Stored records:
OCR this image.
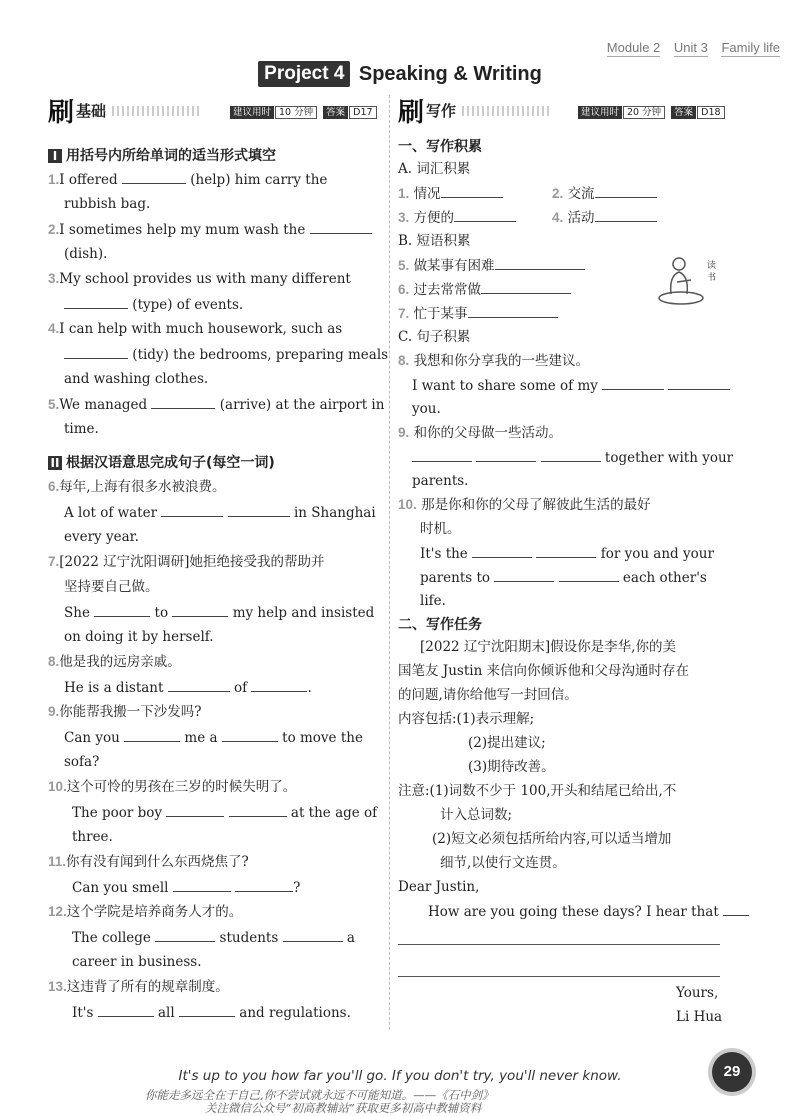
Module 2 Unit 3 Family life
Project 4 Speaking & Writing
刷基础	建议用时 10 分钟 答案 D17
I 用括号内所给单词的适当形式填空
1.I offered	(help) him carry the
rubbish bag.
2.I sometimes help my mum wash the
(dish).
3.My school provides us with many different
(type) of events.
4.I can help with much housework, such as
(tidy) the bedrooms, preparing meals
and washing clothes.
5.We managed	(arrive) at the airport in
time.
II 根据汉语意思完成句子(每空一词)
6.每年,上海有很多水被浪费。
A lot of water	in Shanghai
every year.
7.[2022 辽宁沈阳调研]她拒绝接受我的帮助并
坚持要自己做。
She	to	my help and insisted
on doing it by herself.
8.他是我的远房亲戚。
He is a distant	of	.
9.你能帮我搬一下沙发吗?
Can you	me a	to move the
sofa?
10.这个可怜的男孩在三岁的时候失明了。
The poor boy	at the age of
three.
11.你有没有闻到什么东西烧焦了?
Can you smell	?
12.这个学院是培养商务人才的。
The college	students	a
career in business.
13.这违背了所有的规章制度。
It's	all	and regulations.
刷写作	建议用时 20 分钟 答案 D18
一、写作积累
A. 词汇积累
1. 情况	2. 交流
3. 方便的	4. 活动
B. 短语积累
5. 做某事有困难
6. 过去常常做
7. 忙于某事
读
书
C. 句子积累
8. 我想和你分享我的一些建议。
I want to share some of my
you.
9. 和你的父母做一些活动。
together with your
parents.
10. 那是你和你的父母了解彼此生活的最好
时机。
It's the	for you and your
parents to	each other's
life.
二、写作任务
[2022 辽宁沈阳期末]假设你是李华,你的美
国笔友 Justin 来信向你倾诉他和父母沟通时存在
的问题,请你给他写一封回信。
内容包括:(1)表示理解;
(2)提出建议;
(3)期待改善。
注意:(1)词数不少于 100,开头和结尾已给出,不
计入总词数;
(2)短文必须包括所给内容,可以适当增加
细节,以使行文连贯。
Dear Justin,
How are you going these days? I hear that
Yours,
Li Hua
It's up to you how far you'll go. If you don't try, you'll never know.
你能走多远全在于自己,你不尝试就永远不可能知道。——《石中剑》
关注微信公众号“初高教辅站”获取更多初高中教辅资料
29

Exercise aim ▸ Leave out the pictures and give the rest of the records again exactly.

Solution ▸
OCR this image.
Module 2 Unit 3 Family life
Project 4 Speaking & Writing
刷基础	建议用时 10 分钟 答案 D17
I 用括号内所给单词的适当形式填空
1.I offered	(help) him carry the
rubbish bag.
2.I sometimes help my mum wash the
(dish).
3.My school provides us with many different
(type) of events.
4.I can help with much housework, such as
(tidy) the bedrooms, preparing meals
and washing clothes.
5.We managed	(arrive) at the airport in
time.
II 根据汉语意思完成句子(每空一词)
6.每年,上海有很多水被浪费。
A lot of water	in Shanghai
every year.
7.[2022 辽宁沈阳调研]她拒绝接受我的帮助并
坚持要自己做。
She	to	my help and insisted
on doing it by herself.
8.他是我的远房亲戚。
He is a distant	of	.
9.你能帮我搬一下沙发吗?
Can you	me a	to move the
sofa?
10.这个可怜的男孩在三岁的时候失明了。
The poor boy	at the age of
three.
11.你有没有闻到什么东西烧焦了?
Can you smell	?
12.这个学院是培养商务人才的。
The college	students	a
career in business.
13.这违背了所有的规章制度。
It's	all	and regulations.
刷写作	建议用时 20 分钟 答案 D18
一、写作积累
A. 词汇积累
1. 情况	2. 交流
3. 方便的	4. 活动
B. 短语积累
5. 做某事有困难
6. 过去常常做
7. 忙于某事
读
书
C. 句子积累
8. 我想和你分享我的一些建议。
I want to share some of my
you.
9. 和你的父母做一些活动。
together with your
parents.
10. 那是你和你的父母了解彼此生活的最好
时机。
It's the	for you and your
parents to	each other's
life.
二、写作任务
[2022 辽宁沈阳期末]假设你是李华,你的美
国笔友 Justin 来信向你倾诉他和父母沟通时存在
的问题,请你给他写一封回信。
内容包括:(1)表示理解;
(2)提出建议;
(3)期待改善。
注意:(1)词数不少于 100,开头和结尾已给出,不
计入总词数;
(2)短文必须包括所给内容,可以适当增加
细节,以使行文连贯。
Dear Justin,
How are you going these days? I hear that
Yours,
Li Hua
It's up to you how far you'll go. If you don't try, you'll never know.
你能走多远全在于自己,你不尝试就永远不可能知道。——《石中剑》
关注微信公众号“初高教辅站”获取更多初高中教辅资料
29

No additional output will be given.